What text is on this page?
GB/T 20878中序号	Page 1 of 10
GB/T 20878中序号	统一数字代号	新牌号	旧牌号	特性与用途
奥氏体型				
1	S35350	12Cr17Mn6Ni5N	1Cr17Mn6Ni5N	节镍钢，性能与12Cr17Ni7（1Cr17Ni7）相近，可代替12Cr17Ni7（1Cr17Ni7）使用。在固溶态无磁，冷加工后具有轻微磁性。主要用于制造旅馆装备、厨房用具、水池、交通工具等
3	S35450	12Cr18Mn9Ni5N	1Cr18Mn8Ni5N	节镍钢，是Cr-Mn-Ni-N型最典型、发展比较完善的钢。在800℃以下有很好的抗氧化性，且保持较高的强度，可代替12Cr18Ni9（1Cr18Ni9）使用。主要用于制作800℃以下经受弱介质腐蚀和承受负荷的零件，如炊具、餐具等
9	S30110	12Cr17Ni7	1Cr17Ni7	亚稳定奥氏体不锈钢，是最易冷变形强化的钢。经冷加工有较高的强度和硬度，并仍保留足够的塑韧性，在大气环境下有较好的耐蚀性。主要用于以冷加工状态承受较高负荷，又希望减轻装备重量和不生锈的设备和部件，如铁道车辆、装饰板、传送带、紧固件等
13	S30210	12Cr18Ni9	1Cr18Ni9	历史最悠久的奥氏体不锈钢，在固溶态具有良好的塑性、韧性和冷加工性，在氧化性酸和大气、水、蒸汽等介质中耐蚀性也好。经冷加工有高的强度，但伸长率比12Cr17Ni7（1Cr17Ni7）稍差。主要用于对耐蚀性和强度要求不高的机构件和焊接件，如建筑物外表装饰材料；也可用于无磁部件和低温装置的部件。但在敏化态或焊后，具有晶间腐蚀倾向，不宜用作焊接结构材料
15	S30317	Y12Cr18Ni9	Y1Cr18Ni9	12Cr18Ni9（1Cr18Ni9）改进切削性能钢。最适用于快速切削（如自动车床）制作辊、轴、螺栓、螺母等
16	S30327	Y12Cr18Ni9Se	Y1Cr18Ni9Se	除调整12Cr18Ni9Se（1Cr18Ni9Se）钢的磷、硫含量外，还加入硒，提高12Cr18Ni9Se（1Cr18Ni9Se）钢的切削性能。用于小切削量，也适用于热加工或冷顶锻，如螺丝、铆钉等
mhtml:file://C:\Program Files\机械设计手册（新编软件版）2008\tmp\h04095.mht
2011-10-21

■ Task to complete ■
Your task is to repeat the data exactly, with nothing left out.

■ Output below ■
What text is on this page?
GB/T 20878中序号	Page 1 of 10
GB/T 20878中序号	统一数字代号	新牌号	旧牌号	特性与用途
奥氏体型				
1	S35350	12Cr17Mn6Ni5N	1Cr17Mn6Ni5N	节镍钢，性能与12Cr17Ni7（1Cr17Ni7）相近，可代替12Cr17Ni7（1Cr17Ni7）使用。在固溶态无磁，冷加工后具有轻微磁性。主要用于制造旅馆装备、厨房用具、水池、交通工具等
3	S35450	12Cr18Mn9Ni5N	1Cr18Mn8Ni5N	节镍钢，是Cr-Mn-Ni-N型最典型、发展比较完善的钢。在800℃以下有很好的抗氧化性，且保持较高的强度，可代替12Cr18Ni9（1Cr18Ni9）使用。主要用于制作800℃以下经受弱介质腐蚀和承受负荷的零件，如炊具、餐具等
9	S30110	12Cr17Ni7	1Cr17Ni7	亚稳定奥氏体不锈钢，是最易冷变形强化的钢。经冷加工有较高的强度和硬度，并仍保留足够的塑韧性，在大气环境下有较好的耐蚀性。主要用于以冷加工状态承受较高负荷，又希望减轻装备重量和不生锈的设备和部件，如铁道车辆、装饰板、传送带、紧固件等
13	S30210	12Cr18Ni9	1Cr18Ni9	历史最悠久的奥氏体不锈钢，在固溶态具有良好的塑性、韧性和冷加工性，在氧化性酸和大气、水、蒸汽等介质中耐蚀性也好。经冷加工有高的强度，但伸长率比12Cr17Ni7（1Cr17Ni7）稍差。主要用于对耐蚀性和强度要求不高的机构件和焊接件，如建筑物外表装饰材料；也可用于无磁部件和低温装置的部件。但在敏化态或焊后，具有晶间腐蚀倾向，不宜用作焊接结构材料
15	S30317	Y12Cr18Ni9	Y1Cr18Ni9	12Cr18Ni9（1Cr18Ni9）改进切削性能钢。最适用于快速切削（如自动车床）制作辊、轴、螺栓、螺母等
16	S30327	Y12Cr18Ni9Se	Y1Cr18Ni9Se	除调整12Cr18Ni9Se（1Cr18Ni9Se）钢的磷、硫含量外，还加入硒，提高12Cr18Ni9Se（1Cr18Ni9Se）钢的切削性能。用于小切削量，也适用于热加工或冷顶锻，如螺丝、铆钉等
mhtml:file://C:\Program Files\机械设计手册（新编软件版）2008\tmp\h04095.mht
2011-10-21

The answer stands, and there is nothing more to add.